Segment Open

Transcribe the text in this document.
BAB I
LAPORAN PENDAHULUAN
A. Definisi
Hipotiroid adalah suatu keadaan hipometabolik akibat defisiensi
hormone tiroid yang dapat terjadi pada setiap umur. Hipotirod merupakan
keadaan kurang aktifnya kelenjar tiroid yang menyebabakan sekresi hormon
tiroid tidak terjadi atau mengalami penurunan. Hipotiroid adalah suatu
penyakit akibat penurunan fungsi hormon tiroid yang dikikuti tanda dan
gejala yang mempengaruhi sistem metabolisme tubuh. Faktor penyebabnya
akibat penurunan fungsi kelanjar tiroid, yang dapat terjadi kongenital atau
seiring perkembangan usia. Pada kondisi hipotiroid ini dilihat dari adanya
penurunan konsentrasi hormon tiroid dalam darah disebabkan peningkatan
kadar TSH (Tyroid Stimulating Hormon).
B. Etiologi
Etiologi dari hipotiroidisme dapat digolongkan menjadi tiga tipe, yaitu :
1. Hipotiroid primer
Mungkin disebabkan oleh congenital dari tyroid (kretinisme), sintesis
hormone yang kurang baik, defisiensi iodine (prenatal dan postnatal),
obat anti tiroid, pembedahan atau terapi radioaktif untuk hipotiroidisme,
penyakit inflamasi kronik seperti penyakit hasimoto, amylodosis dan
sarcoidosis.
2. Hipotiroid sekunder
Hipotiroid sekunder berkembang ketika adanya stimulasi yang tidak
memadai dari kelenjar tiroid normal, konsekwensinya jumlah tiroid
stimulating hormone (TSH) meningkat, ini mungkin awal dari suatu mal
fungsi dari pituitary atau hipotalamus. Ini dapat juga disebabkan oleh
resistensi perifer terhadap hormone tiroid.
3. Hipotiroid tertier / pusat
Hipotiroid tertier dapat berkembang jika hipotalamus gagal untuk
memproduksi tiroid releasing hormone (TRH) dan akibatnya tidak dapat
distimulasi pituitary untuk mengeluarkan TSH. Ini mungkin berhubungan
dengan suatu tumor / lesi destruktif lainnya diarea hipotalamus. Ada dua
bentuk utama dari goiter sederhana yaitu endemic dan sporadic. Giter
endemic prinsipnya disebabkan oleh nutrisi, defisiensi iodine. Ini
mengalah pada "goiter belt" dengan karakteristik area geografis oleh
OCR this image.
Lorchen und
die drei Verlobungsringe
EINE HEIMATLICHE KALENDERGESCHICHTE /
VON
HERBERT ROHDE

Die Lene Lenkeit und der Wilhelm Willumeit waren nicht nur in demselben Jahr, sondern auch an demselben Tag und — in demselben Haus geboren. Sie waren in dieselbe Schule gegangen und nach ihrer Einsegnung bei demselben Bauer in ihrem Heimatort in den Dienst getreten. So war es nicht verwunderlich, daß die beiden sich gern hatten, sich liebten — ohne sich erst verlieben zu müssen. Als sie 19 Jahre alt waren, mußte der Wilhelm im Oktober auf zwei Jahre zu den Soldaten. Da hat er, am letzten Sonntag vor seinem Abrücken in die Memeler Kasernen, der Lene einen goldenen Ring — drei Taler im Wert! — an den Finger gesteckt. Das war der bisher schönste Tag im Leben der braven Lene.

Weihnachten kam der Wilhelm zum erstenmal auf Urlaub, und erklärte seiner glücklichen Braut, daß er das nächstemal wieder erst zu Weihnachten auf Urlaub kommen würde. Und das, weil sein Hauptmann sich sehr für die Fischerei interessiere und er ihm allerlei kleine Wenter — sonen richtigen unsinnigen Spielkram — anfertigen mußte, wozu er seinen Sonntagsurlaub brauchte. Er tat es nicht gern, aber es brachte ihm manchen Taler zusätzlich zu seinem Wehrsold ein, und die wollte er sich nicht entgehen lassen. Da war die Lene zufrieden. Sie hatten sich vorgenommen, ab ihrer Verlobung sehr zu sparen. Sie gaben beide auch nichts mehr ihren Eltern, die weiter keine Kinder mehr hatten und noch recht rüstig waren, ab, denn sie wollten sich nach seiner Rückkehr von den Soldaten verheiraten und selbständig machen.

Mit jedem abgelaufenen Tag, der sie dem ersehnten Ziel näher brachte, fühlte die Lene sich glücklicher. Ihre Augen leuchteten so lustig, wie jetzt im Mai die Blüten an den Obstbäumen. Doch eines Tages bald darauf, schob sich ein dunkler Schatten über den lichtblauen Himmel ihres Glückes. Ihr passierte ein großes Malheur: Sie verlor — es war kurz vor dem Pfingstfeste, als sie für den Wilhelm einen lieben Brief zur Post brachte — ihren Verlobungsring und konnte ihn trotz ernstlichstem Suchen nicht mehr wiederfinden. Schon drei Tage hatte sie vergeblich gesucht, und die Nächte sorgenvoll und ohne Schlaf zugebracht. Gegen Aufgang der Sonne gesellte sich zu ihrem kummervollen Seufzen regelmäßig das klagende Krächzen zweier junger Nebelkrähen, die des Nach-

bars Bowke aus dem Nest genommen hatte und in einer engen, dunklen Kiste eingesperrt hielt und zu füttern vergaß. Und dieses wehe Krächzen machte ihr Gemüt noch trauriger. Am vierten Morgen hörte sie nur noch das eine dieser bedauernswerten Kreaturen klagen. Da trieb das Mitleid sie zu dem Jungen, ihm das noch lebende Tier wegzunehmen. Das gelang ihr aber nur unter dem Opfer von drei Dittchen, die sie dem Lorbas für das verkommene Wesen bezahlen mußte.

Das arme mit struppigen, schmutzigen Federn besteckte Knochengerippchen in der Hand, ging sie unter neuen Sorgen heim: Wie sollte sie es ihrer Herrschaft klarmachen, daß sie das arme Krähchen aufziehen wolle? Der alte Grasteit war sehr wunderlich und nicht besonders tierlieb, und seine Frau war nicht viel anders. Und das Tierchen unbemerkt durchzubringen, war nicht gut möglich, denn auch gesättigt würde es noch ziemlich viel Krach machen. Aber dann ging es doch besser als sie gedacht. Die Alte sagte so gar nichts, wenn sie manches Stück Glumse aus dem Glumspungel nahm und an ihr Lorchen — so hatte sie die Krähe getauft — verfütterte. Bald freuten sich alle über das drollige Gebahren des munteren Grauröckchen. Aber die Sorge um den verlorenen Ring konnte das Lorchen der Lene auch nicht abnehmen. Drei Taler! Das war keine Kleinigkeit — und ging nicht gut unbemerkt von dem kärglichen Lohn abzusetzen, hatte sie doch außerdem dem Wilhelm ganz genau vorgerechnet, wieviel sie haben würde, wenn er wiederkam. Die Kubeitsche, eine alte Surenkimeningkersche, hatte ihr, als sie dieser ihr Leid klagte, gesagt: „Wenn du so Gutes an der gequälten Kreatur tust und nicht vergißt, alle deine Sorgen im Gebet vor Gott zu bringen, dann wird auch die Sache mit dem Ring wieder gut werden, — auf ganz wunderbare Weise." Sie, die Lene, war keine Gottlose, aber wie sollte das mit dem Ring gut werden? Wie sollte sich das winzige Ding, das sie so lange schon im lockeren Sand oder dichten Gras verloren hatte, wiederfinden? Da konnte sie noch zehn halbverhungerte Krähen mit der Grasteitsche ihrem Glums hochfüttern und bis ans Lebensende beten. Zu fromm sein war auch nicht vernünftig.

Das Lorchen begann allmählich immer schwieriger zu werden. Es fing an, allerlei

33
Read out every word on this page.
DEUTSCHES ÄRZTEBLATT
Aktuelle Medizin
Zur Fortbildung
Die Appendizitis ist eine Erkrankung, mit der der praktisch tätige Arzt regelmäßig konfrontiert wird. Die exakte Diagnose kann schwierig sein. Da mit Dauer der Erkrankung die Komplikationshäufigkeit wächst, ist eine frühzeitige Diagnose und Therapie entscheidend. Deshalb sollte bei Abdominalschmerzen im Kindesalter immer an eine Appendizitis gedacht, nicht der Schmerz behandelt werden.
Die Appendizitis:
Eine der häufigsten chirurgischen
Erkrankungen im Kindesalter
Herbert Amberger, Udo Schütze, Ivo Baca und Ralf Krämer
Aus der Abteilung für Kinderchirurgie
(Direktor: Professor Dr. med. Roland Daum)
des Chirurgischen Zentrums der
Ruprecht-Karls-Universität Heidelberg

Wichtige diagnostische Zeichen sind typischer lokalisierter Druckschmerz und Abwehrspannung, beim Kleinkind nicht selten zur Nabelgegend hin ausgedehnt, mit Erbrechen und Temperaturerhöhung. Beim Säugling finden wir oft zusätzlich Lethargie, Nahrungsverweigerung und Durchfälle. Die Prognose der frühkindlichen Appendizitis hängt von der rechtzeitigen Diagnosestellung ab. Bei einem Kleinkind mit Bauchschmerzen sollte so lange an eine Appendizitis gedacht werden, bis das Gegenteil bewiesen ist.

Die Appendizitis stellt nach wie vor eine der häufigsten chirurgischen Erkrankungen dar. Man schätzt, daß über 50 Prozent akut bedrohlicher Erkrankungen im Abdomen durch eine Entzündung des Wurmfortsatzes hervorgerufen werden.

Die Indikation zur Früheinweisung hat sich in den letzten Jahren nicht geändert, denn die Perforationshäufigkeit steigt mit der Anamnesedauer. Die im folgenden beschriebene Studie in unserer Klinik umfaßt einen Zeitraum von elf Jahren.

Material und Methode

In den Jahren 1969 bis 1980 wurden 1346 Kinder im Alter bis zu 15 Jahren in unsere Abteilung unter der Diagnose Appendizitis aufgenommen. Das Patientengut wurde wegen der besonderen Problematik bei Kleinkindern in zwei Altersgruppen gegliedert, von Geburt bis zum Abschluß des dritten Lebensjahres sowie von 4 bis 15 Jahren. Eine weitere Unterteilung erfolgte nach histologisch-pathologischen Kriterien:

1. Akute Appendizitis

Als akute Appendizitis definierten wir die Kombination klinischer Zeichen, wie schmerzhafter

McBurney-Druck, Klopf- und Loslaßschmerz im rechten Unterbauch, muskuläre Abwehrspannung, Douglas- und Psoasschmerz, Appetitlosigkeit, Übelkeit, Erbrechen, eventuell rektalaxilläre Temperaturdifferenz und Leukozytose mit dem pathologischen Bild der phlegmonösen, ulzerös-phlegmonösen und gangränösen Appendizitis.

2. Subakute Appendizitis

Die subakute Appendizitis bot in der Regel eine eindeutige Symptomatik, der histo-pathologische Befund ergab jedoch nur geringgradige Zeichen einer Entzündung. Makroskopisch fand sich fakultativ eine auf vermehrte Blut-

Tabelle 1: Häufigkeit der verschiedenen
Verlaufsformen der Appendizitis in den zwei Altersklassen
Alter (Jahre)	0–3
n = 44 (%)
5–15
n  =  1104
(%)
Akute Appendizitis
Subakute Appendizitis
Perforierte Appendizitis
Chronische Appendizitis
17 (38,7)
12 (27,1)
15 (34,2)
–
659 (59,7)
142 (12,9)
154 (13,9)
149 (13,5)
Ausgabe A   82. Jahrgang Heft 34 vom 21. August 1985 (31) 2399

Segment Closed

- Work to complete
Read through the entries above, and wherever a line holds the string "tidak", copy it.

- The completed task
tiroid tidak terjadi atau mengalami penurunan. Hipotiroid adalah suatu
Hipotiroid sekunder berkembang ketika adanya stimulasi yang tidak
memproduksi tiroid releasing hormone (TRH) dan akibatnya tidak dapat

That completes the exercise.